**The request:**
Where the string "series" occurs in the material below, report the whole line.

========

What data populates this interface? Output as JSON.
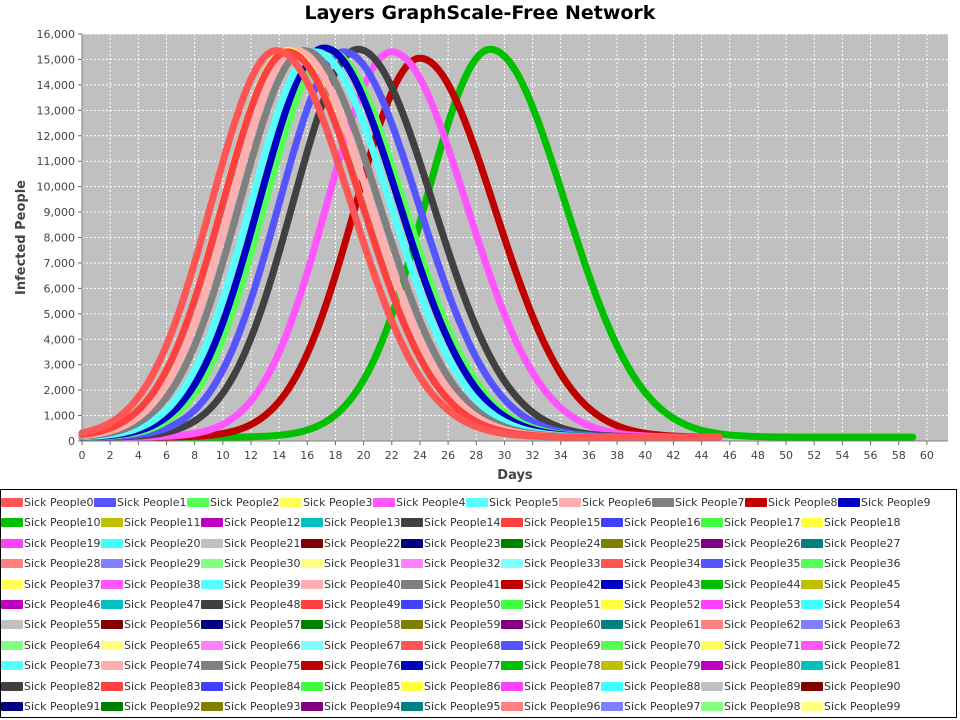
{
  "chart_data": {
    "type": "line",
    "title": "Layers GraphScale-Free Network",
    "xlabel": "Days",
    "ylabel": "Infected People",
    "xlim": [
      0,
      61.5
    ],
    "ylim": [
      0,
      16000
    ],
    "x_ticks": [
      0,
      2,
      4,
      6,
      8,
      10,
      12,
      14,
      16,
      18,
      20,
      22,
      24,
      26,
      28,
      30,
      32,
      34,
      36,
      38,
      40,
      42,
      44,
      46,
      48,
      50,
      52,
      54,
      56,
      58,
      60
    ],
    "y_ticks": [
      0,
      1000,
      2000,
      3000,
      4000,
      5000,
      6000,
      7000,
      8000,
      9000,
      10000,
      11000,
      12000,
      13000,
      14000,
      15000,
      16000
    ],
    "y_tick_labels": [
      "0",
      "1,000",
      "2,000",
      "3,000",
      "4,000",
      "5,000",
      "6,000",
      "7,000",
      "8,000",
      "9,000",
      "10,000",
      "11,000",
      "12,000",
      "13,000",
      "14,000",
      "15,000",
      "16,000"
    ],
    "grid": true,
    "legend_position": "bottom",
    "plot_background": "#c0c0c0",
    "series_shape": "epidemic curves; each series rises from about 150 infected at day 0, peaks near 15,300 and decays back to about 150",
    "series": [
      {
        "name": "Sick People0",
        "color": "#ff5555",
        "peak_day": 13.8,
        "peak": 15350,
        "end_day": 45.3
      },
      {
        "name": "Sick People1",
        "color": "#5555ff",
        "peak_day": 18.6,
        "peak": 15300,
        "end_day": 45.3
      },
      {
        "name": "Sick People2",
        "color": "#55ff55",
        "peak_day": 17.6,
        "peak": 15300,
        "end_day": 45.3
      },
      {
        "name": "Sick People3",
        "color": "#ffff55",
        "peak_day": 14.6,
        "peak": 15350,
        "end_day": 45.3
      },
      {
        "name": "Sick People4",
        "color": "#ff55ff",
        "peak_day": 22.0,
        "peak": 15300,
        "end_day": 45.3
      },
      {
        "name": "Sick People5",
        "color": "#55ffff",
        "peak_day": 16.6,
        "peak": 15300,
        "end_day": 45.3
      },
      {
        "name": "Sick People6",
        "color": "#ffafaf",
        "peak_day": 15.2,
        "peak": 15350,
        "end_day": 45.3
      },
      {
        "name": "Sick People7",
        "color": "#808080",
        "peak_day": 15.8,
        "peak": 15350,
        "end_day": 45.3
      },
      {
        "name": "Sick People8",
        "color": "#c00000",
        "peak_day": 24.0,
        "peak": 15050,
        "end_day": 45.3
      },
      {
        "name": "Sick People9",
        "color": "#0000c0",
        "peak_day": 17.2,
        "peak": 15450,
        "end_day": 45.3
      },
      {
        "name": "Sick People10",
        "color": "#00c000",
        "peak_day": 29.0,
        "peak": 15400,
        "end_day": 59.2
      },
      {
        "name": "Sick People14",
        "color": "#404040",
        "peak_day": 19.6,
        "peak": 15400,
        "end_day": 45.3
      },
      {
        "name": "Sick People15",
        "color": "#ff4040",
        "peak_day": 14.6,
        "peak": 15300,
        "end_day": 45.3
      }
    ],
    "legend_entries": [
      {
        "name": "Sick People0",
        "color": "#ff5555"
      },
      {
        "name": "Sick People1",
        "color": "#5555ff"
      },
      {
        "name": "Sick People2",
        "color": "#55ff55"
      },
      {
        "name": "Sick People3",
        "color": "#ffff55"
      },
      {
        "name": "Sick People4",
        "color": "#ff55ff"
      },
      {
        "name": "Sick People5",
        "color": "#55ffff"
      },
      {
        "name": "Sick People6",
        "color": "#ffafaf"
      },
      {
        "name": "Sick People7",
        "color": "#808080"
      },
      {
        "name": "Sick People8",
        "color": "#c00000"
      },
      {
        "name": "Sick People9",
        "color": "#0000c0"
      },
      {
        "name": "Sick People10",
        "color": "#00c000"
      },
      {
        "name": "Sick People11",
        "color": "#c0c000"
      },
      {
        "name": "Sick People12",
        "color": "#c000c0"
      },
      {
        "name": "Sick People13",
        "color": "#00c0c0"
      },
      {
        "name": "Sick People14",
        "color": "#404040"
      },
      {
        "name": "Sick People15",
        "color": "#ff4040"
      },
      {
        "name": "Sick People16",
        "color": "#4040ff"
      },
      {
        "name": "Sick People17",
        "color": "#40ff40"
      },
      {
        "name": "Sick People18",
        "color": "#ffff40"
      },
      {
        "name": "Sick People19",
        "color": "#ff40ff"
      },
      {
        "name": "Sick People20",
        "color": "#40ffff"
      },
      {
        "name": "Sick People21",
        "color": "#c0c0c0"
      },
      {
        "name": "Sick People22",
        "color": "#800000"
      },
      {
        "name": "Sick People23",
        "color": "#000080"
      },
      {
        "name": "Sick People24",
        "color": "#008000"
      },
      {
        "name": "Sick People25",
        "color": "#808000"
      },
      {
        "name": "Sick People26",
        "color": "#800080"
      },
      {
        "name": "Sick People27",
        "color": "#008080"
      },
      {
        "name": "Sick People28",
        "color": "#ff8080"
      },
      {
        "name": "Sick People29",
        "color": "#8080ff"
      },
      {
        "name": "Sick People30",
        "color": "#80ff80"
      },
      {
        "name": "Sick People31",
        "color": "#ffff80"
      },
      {
        "name": "Sick People32",
        "color": "#ff80ff"
      },
      {
        "name": "Sick People33",
        "color": "#80ffff"
      },
      {
        "name": "Sick People34",
        "color": "#ff5555"
      },
      {
        "name": "Sick People35",
        "color": "#5555ff"
      },
      {
        "name": "Sick People36",
        "color": "#55ff55"
      },
      {
        "name": "Sick People37",
        "color": "#ffff55"
      },
      {
        "name": "Sick People38",
        "color": "#ff55ff"
      },
      {
        "name": "Sick People39",
        "color": "#55ffff"
      },
      {
        "name": "Sick People40",
        "color": "#ffafaf"
      },
      {
        "name": "Sick People41",
        "color": "#808080"
      },
      {
        "name": "Sick People42",
        "color": "#c00000"
      },
      {
        "name": "Sick People43",
        "color": "#0000c0"
      },
      {
        "name": "Sick People44",
        "color": "#00c000"
      },
      {
        "name": "Sick People45",
        "color": "#c0c000"
      },
      {
        "name": "Sick People46",
        "color": "#c000c0"
      },
      {
        "name": "Sick People47",
        "color": "#00c0c0"
      },
      {
        "name": "Sick People48",
        "color": "#404040"
      },
      {
        "name": "Sick People49",
        "color": "#ff4040"
      },
      {
        "name": "Sick People50",
        "color": "#4040ff"
      },
      {
        "name": "Sick People51",
        "color": "#40ff40"
      },
      {
        "name": "Sick People52",
        "color": "#ffff40"
      },
      {
        "name": "Sick People53",
        "color": "#ff40ff"
      },
      {
        "name": "Sick People54",
        "color": "#40ffff"
      },
      {
        "name": "Sick People55",
        "color": "#c0c0c0"
      },
      {
        "name": "Sick People56",
        "color": "#800000"
      },
      {
        "name": "Sick People57",
        "color": "#000080"
      },
      {
        "name": "Sick People58",
        "color": "#008000"
      },
      {
        "name": "Sick People59",
        "color": "#808000"
      },
      {
        "name": "Sick People60",
        "color": "#800080"
      },
      {
        "name": "Sick People61",
        "color": "#008080"
      },
      {
        "name": "Sick People62",
        "color": "#ff8080"
      },
      {
        "name": "Sick People63",
        "color": "#8080ff"
      },
      {
        "name": "Sick People64",
        "color": "#80ff80"
      },
      {
        "name": "Sick People65",
        "color": "#ffff80"
      },
      {
        "name": "Sick People66",
        "color": "#ff80ff"
      },
      {
        "name": "Sick People67",
        "color": "#80ffff"
      },
      {
        "name": "Sick People68",
        "color": "#ff5555"
      },
      {
        "name": "Sick People69",
        "color": "#5555ff"
      },
      {
        "name": "Sick People70",
        "color": "#55ff55"
      },
      {
        "name": "Sick People71",
        "color": "#ffff55"
      },
      {
        "name": "Sick People72",
        "color": "#ff55ff"
      },
      {
        "name": "Sick People73",
        "color": "#55ffff"
      },
      {
        "name": "Sick People74",
        "color": "#ffafaf"
      },
      {
        "name": "Sick People75",
        "color": "#808080"
      },
      {
        "name": "Sick People76",
        "color": "#c00000"
      },
      {
        "name": "Sick People77",
        "color": "#0000c0"
      },
      {
        "name": "Sick People78",
        "color": "#00c000"
      },
      {
        "name": "Sick People79",
        "color": "#c0c000"
      },
      {
        "name": "Sick People80",
        "color": "#c000c0"
      },
      {
        "name": "Sick People81",
        "color": "#00c0c0"
      },
      {
        "name": "Sick People82",
        "color": "#404040"
      },
      {
        "name": "Sick People83",
        "color": "#ff4040"
      },
      {
        "name": "Sick People84",
        "color": "#4040ff"
      },
      {
        "name": "Sick People85",
        "color": "#40ff40"
      },
      {
        "name": "Sick People86",
        "color": "#ffff40"
      },
      {
        "name": "Sick People87",
        "color": "#ff40ff"
      },
      {
        "name": "Sick People88",
        "color": "#40ffff"
      },
      {
        "name": "Sick People89",
        "color": "#c0c0c0"
      },
      {
        "name": "Sick People90",
        "color": "#800000"
      },
      {
        "name": "Sick People91",
        "color": "#000080"
      },
      {
        "name": "Sick People92",
        "color": "#008000"
      },
      {
        "name": "Sick People93",
        "color": "#808000"
      },
      {
        "name": "Sick People94",
        "color": "#800080"
      },
      {
        "name": "Sick People95",
        "color": "#008080"
      },
      {
        "name": "Sick People96",
        "color": "#ff8080"
      },
      {
        "name": "Sick People97",
        "color": "#8080ff"
      },
      {
        "name": "Sick People98",
        "color": "#80ff80"
      },
      {
        "name": "Sick People99",
        "color": "#ffff80"
      }
    ]
  }
}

========

**Written solution:**
    "series_shape": "epidemic curves; each series rises from about 150 infected at day 0, peaks near 15,300 and decays back to about 150",
    "series": [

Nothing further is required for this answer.